Using the listing below, extract each line that has the word "JSON" in it.

(Data tied to figure images)
__________________________________________________
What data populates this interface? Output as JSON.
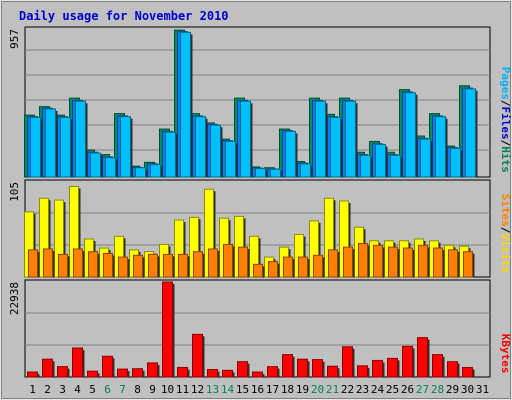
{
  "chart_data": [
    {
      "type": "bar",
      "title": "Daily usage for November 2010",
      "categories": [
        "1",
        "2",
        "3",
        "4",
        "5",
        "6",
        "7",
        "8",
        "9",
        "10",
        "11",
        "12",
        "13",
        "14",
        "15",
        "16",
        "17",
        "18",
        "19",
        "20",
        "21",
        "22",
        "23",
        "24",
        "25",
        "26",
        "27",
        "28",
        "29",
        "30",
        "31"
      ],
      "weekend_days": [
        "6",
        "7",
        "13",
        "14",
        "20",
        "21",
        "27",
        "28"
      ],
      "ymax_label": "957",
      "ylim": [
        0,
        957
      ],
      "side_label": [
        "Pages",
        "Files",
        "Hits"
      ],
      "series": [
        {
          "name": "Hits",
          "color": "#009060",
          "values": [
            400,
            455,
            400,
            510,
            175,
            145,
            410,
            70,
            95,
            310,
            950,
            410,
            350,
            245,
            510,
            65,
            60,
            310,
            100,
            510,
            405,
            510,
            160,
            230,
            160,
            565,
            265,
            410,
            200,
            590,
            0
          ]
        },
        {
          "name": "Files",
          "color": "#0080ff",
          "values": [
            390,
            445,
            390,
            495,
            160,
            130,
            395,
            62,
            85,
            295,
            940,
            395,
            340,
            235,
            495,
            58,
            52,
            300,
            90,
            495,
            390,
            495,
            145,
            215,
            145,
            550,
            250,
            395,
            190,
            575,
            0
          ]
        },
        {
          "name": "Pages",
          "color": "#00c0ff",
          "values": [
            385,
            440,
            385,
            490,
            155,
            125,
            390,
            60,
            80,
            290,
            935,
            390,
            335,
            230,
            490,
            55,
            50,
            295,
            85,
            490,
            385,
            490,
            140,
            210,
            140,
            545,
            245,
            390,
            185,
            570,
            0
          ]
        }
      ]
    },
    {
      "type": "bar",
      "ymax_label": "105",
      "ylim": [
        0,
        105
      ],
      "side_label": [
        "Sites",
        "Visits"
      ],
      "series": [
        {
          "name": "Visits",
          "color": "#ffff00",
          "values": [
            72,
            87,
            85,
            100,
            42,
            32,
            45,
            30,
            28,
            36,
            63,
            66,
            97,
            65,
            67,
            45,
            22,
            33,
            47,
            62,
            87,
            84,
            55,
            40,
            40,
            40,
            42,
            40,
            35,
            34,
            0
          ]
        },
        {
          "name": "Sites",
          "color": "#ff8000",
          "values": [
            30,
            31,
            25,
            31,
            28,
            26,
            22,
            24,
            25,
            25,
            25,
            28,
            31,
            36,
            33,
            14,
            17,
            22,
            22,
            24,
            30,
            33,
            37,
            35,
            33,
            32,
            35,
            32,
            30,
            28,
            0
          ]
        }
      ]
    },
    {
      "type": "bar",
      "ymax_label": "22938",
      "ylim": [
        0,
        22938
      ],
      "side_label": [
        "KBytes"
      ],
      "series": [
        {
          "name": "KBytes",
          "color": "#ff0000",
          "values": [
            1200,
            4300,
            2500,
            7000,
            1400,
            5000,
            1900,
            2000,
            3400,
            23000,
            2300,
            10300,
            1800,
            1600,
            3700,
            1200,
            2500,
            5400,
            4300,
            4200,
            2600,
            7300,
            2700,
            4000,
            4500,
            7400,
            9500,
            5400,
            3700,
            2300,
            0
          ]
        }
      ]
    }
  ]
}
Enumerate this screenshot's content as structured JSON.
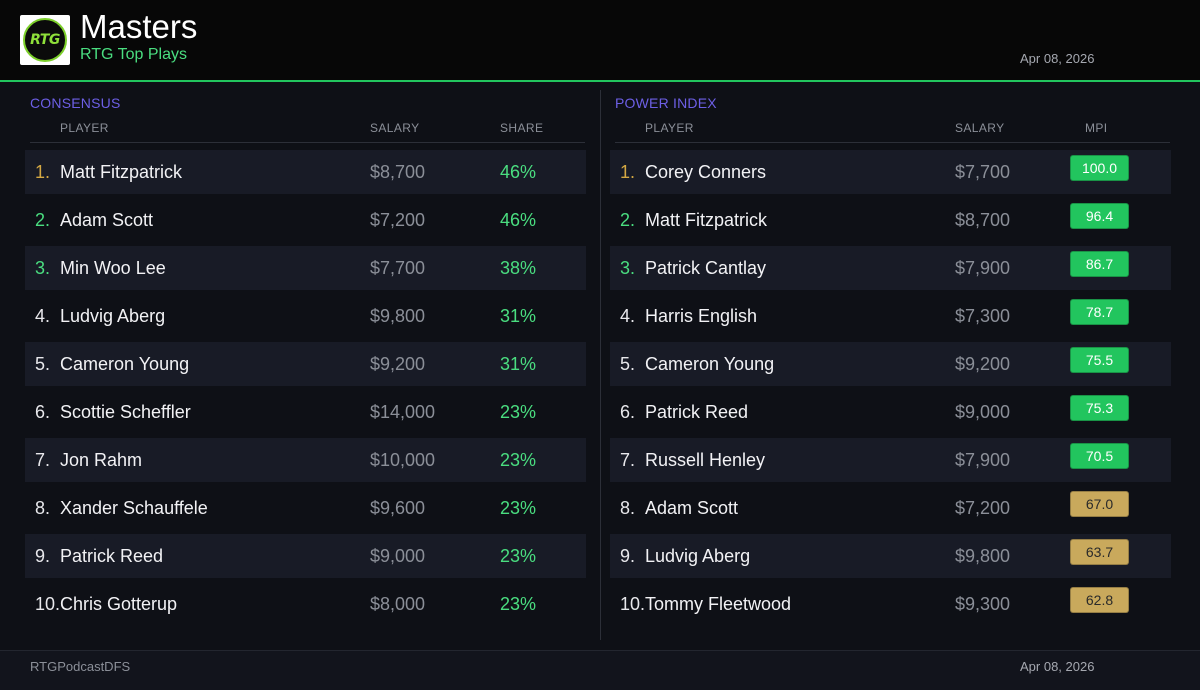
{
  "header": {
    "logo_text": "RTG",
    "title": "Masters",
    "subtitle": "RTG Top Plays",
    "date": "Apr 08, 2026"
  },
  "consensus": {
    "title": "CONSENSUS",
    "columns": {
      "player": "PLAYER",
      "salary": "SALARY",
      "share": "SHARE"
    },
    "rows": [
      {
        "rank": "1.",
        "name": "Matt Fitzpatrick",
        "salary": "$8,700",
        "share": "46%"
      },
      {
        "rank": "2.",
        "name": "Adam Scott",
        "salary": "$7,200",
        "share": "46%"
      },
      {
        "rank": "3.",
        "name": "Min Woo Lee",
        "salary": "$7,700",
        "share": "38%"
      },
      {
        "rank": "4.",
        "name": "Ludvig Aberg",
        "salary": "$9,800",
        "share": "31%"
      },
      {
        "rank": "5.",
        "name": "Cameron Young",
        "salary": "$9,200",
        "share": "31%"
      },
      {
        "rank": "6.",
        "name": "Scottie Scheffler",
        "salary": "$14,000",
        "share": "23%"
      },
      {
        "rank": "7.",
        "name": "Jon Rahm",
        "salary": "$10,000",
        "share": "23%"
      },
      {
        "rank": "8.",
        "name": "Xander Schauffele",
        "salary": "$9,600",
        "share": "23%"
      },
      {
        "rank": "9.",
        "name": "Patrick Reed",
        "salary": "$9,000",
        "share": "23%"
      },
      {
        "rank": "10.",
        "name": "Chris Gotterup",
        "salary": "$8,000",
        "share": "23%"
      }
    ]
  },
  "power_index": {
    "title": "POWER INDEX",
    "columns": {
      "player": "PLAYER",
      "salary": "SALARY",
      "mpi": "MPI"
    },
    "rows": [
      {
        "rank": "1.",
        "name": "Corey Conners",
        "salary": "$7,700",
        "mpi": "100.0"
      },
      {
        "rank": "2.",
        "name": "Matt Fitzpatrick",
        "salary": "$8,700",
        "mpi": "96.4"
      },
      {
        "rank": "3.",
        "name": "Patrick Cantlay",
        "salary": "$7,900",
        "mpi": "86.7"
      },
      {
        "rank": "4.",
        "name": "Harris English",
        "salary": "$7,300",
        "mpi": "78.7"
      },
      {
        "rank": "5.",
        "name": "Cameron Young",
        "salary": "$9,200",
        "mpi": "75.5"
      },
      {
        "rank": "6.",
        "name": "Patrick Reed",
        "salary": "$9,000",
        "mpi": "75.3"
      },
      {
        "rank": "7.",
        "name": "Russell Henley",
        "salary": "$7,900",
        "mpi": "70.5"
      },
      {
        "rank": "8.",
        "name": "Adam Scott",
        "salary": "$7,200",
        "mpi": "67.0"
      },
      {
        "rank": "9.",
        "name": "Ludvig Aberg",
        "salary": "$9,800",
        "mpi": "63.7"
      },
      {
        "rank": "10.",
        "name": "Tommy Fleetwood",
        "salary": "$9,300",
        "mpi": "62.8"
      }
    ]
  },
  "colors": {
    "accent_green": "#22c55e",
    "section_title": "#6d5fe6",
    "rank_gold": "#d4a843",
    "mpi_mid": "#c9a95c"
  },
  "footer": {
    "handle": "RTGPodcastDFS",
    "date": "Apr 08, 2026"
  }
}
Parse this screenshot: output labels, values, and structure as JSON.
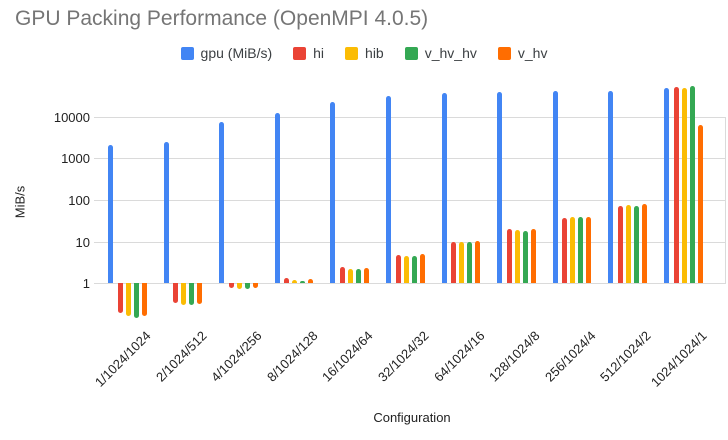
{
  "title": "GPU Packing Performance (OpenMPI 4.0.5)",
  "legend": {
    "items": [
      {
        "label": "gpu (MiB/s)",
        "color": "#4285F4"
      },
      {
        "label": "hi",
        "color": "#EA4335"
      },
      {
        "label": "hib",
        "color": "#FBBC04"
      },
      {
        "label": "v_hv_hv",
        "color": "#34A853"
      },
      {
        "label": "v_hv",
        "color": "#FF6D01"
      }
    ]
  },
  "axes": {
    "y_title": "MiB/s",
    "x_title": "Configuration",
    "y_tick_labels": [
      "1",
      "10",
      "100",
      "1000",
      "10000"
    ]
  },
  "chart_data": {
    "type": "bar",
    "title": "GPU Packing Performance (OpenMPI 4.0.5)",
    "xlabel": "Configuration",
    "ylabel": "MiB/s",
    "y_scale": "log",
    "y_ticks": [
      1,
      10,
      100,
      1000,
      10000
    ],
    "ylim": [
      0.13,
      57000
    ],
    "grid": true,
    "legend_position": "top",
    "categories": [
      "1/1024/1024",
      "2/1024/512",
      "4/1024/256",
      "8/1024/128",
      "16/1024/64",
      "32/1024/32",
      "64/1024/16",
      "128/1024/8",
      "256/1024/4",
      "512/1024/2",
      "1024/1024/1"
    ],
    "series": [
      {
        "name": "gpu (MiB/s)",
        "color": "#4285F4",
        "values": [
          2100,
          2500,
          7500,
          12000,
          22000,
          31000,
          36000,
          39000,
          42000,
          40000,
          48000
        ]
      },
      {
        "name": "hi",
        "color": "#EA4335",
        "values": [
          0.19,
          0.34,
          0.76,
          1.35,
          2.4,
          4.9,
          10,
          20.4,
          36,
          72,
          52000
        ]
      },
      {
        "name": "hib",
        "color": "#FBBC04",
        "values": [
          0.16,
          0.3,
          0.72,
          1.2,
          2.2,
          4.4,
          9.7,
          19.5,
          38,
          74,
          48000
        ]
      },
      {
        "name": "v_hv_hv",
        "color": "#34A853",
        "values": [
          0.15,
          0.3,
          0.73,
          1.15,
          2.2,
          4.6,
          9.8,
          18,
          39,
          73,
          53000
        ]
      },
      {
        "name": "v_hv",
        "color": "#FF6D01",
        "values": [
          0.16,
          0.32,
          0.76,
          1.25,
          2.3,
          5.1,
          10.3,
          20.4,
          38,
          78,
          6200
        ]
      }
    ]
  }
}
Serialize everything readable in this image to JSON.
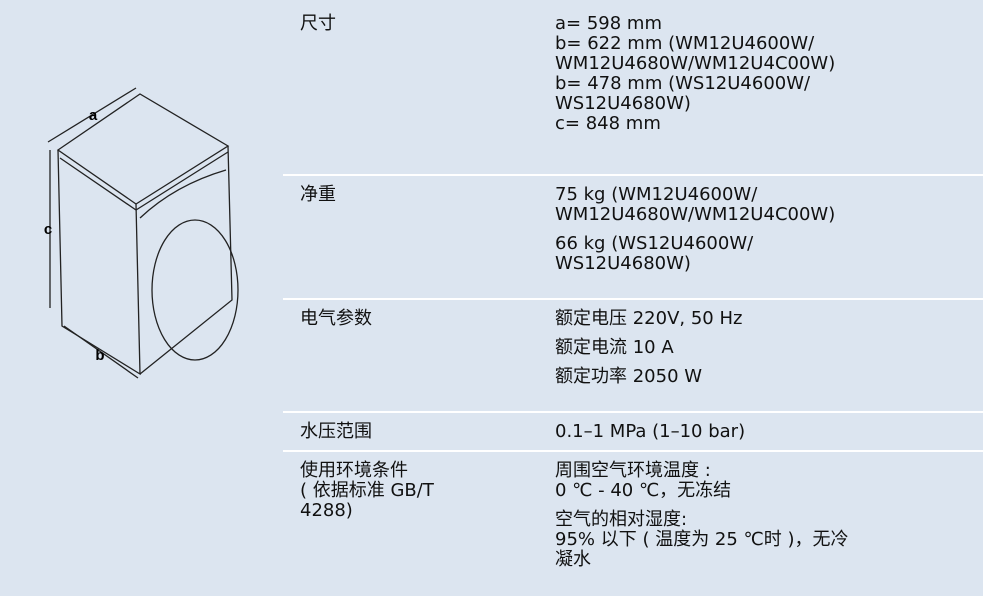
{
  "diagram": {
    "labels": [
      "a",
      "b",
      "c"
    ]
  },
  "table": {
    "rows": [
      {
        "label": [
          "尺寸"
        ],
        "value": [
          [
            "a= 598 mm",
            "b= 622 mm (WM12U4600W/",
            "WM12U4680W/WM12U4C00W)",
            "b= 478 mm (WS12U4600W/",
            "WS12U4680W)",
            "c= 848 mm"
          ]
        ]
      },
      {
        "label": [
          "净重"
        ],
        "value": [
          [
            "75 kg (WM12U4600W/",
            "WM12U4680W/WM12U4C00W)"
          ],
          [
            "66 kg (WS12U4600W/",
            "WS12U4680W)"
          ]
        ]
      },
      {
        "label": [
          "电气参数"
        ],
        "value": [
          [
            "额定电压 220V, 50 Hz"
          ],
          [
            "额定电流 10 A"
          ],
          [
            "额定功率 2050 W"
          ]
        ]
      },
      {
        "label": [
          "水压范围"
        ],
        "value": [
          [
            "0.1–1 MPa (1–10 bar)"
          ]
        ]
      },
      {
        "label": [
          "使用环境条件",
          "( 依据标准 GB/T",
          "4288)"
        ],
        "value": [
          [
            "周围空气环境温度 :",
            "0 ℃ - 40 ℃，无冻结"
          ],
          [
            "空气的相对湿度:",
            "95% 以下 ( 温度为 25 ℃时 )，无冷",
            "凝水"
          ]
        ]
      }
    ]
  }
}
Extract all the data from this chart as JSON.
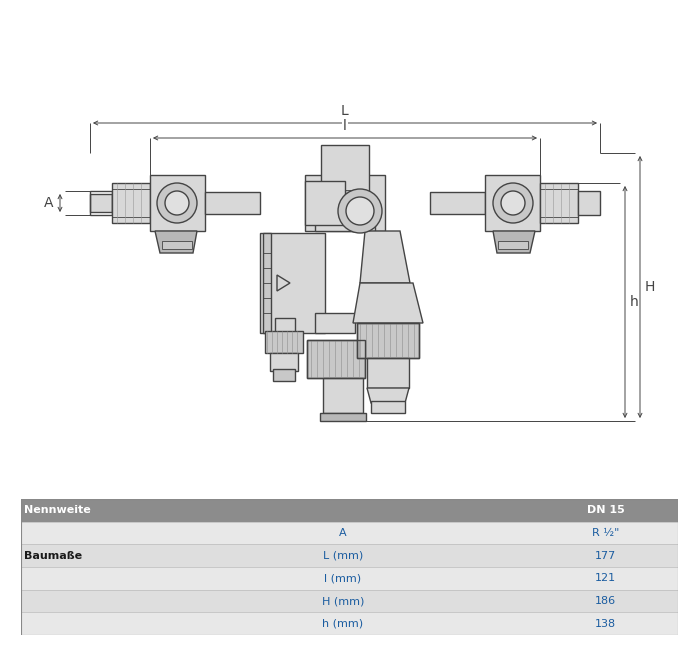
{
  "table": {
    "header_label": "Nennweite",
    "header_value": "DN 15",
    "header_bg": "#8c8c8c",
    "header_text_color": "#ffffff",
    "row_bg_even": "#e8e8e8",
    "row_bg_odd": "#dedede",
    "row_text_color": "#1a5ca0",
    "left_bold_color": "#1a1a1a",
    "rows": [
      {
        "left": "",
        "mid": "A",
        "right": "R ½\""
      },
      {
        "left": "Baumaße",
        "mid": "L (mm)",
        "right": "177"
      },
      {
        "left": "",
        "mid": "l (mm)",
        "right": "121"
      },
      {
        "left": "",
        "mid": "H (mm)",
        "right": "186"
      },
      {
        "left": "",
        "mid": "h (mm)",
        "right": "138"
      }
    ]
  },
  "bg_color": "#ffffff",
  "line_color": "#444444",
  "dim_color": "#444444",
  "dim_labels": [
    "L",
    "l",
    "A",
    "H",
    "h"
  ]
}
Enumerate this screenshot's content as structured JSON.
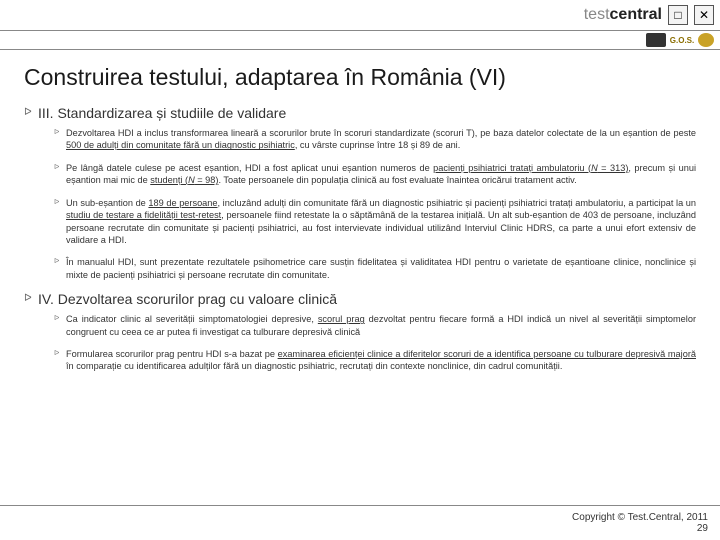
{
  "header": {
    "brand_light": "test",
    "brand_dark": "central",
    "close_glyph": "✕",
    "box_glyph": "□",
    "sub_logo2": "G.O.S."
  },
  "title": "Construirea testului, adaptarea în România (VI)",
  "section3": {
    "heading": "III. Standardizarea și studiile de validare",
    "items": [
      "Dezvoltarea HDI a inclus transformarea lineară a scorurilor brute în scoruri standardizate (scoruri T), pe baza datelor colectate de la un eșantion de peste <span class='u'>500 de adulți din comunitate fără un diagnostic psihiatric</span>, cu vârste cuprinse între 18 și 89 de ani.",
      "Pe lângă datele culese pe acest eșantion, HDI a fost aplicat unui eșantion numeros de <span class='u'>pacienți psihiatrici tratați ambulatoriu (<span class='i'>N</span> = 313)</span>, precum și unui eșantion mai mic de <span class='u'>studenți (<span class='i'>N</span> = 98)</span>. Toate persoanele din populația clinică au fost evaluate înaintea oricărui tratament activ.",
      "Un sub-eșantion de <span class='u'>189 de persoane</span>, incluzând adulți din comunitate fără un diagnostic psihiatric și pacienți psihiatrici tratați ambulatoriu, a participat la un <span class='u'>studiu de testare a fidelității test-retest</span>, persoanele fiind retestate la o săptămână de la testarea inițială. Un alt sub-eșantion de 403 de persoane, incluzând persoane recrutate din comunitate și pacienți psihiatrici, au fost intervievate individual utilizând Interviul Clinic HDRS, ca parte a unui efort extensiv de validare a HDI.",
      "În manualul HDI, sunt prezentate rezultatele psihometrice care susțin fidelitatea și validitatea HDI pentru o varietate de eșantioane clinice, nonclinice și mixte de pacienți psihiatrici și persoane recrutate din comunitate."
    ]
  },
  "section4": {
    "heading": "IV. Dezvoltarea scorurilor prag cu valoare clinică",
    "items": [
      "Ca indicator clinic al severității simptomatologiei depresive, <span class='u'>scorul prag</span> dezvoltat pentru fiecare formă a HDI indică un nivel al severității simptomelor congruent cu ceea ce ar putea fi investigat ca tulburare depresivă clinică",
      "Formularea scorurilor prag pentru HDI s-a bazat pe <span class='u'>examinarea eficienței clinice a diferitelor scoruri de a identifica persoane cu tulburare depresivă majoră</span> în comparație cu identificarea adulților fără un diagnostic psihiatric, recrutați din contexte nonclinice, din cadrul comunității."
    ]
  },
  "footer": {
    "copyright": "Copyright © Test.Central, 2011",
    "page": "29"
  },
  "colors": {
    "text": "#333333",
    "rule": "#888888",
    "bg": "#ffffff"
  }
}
__________________________________________________
## Problem solution
What data populates this interface? Output as JSON.
Enumerate this screenshot's content as structured JSON.
Parse this screenshot: output labels, values, and structure as JSON.
Serialize everything readable in this image to JSON.
Extract all the data from this chart as JSON.
Enumerate this screenshot's content as structured JSON.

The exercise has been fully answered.